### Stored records
======

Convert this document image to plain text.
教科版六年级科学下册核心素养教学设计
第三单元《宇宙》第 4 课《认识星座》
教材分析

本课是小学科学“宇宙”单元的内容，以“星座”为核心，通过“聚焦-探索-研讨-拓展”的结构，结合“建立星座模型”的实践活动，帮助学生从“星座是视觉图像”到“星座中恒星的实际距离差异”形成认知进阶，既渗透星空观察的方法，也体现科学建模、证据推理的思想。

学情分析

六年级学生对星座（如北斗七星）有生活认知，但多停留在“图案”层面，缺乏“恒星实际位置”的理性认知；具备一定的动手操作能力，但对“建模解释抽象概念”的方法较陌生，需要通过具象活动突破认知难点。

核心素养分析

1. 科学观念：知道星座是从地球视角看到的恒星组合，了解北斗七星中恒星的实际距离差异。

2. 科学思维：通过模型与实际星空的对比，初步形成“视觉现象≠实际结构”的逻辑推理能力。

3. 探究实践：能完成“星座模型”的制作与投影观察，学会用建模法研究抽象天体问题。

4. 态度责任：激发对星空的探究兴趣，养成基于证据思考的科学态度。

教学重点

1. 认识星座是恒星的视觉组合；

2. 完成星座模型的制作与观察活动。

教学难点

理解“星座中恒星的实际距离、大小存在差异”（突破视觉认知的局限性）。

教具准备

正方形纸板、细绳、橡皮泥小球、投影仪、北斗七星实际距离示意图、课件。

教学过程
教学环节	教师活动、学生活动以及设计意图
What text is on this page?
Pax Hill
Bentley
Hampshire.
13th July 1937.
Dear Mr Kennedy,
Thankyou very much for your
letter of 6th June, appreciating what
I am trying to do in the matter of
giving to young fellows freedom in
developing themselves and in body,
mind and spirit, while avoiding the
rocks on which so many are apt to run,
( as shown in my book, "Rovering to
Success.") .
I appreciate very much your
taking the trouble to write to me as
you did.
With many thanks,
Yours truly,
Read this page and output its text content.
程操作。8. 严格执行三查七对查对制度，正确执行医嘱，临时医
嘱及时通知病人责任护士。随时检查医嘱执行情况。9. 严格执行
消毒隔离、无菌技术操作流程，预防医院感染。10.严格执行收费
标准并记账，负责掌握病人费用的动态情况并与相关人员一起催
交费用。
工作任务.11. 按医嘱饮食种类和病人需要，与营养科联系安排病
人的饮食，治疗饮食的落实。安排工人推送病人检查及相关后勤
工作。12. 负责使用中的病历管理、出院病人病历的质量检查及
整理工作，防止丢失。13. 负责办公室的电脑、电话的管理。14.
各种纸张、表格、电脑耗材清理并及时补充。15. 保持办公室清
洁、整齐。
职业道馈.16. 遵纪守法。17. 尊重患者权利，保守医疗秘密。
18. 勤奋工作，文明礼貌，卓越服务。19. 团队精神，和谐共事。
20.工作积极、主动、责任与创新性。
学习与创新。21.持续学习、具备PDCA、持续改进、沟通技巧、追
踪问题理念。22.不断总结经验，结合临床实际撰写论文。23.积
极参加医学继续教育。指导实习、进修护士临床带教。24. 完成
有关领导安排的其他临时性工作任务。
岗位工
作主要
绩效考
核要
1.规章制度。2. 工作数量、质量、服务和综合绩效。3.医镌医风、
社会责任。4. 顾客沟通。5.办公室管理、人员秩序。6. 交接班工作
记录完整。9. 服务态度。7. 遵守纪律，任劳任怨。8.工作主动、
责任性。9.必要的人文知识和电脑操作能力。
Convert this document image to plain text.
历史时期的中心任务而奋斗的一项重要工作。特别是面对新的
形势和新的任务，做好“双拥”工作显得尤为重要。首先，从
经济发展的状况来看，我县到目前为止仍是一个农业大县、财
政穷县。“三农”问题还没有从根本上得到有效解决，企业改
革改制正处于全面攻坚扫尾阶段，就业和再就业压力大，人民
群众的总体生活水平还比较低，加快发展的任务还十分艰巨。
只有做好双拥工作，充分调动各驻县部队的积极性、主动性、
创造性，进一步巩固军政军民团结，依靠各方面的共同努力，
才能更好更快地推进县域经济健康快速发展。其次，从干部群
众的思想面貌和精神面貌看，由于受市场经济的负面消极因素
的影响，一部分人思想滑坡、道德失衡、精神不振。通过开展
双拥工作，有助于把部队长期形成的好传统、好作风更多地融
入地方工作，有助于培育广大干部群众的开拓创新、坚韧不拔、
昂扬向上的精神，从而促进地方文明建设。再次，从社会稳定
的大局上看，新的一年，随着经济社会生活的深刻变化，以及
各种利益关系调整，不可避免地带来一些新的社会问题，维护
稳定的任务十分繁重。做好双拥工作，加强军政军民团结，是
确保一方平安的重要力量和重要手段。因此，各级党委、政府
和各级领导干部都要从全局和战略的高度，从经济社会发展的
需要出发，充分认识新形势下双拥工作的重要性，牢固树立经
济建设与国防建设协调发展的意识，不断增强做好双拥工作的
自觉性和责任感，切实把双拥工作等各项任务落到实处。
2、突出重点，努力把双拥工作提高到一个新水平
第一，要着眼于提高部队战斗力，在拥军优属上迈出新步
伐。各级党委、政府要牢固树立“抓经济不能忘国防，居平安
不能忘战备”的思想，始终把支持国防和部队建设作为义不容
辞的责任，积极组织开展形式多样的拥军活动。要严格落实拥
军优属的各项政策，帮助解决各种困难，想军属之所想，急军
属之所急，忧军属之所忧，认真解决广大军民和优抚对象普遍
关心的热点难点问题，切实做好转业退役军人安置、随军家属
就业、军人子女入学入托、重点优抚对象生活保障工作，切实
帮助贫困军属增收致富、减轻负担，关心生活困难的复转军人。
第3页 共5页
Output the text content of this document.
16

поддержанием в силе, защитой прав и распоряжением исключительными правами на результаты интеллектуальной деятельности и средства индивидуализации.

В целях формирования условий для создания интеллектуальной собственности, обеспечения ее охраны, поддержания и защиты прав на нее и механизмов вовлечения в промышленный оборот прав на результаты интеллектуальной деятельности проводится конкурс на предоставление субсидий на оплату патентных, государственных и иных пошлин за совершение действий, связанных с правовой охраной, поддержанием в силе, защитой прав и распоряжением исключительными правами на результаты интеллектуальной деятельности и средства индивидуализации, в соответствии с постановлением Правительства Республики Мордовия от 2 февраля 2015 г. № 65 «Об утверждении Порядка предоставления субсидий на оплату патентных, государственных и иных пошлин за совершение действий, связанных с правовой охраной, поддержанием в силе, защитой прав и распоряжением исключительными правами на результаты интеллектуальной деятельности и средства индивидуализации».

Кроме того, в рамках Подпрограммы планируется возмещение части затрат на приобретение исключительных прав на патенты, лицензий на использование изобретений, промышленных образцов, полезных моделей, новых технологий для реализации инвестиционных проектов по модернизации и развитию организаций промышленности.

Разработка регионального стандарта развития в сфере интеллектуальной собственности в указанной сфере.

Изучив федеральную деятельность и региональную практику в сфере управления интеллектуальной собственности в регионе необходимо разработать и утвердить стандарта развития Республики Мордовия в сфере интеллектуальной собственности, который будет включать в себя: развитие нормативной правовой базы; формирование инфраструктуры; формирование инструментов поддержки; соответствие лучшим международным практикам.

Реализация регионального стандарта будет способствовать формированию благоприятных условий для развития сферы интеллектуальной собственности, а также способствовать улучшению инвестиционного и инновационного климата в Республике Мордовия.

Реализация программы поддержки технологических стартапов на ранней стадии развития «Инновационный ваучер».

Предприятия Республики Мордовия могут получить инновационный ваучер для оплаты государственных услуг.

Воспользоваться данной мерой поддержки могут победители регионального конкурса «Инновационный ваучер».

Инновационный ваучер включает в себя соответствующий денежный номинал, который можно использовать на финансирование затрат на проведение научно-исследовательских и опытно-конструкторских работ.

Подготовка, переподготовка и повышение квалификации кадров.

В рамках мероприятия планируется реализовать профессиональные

======

### Exercise description
How many lines in these entries contain the string "page"? State the number and nothing more.

### The solution
2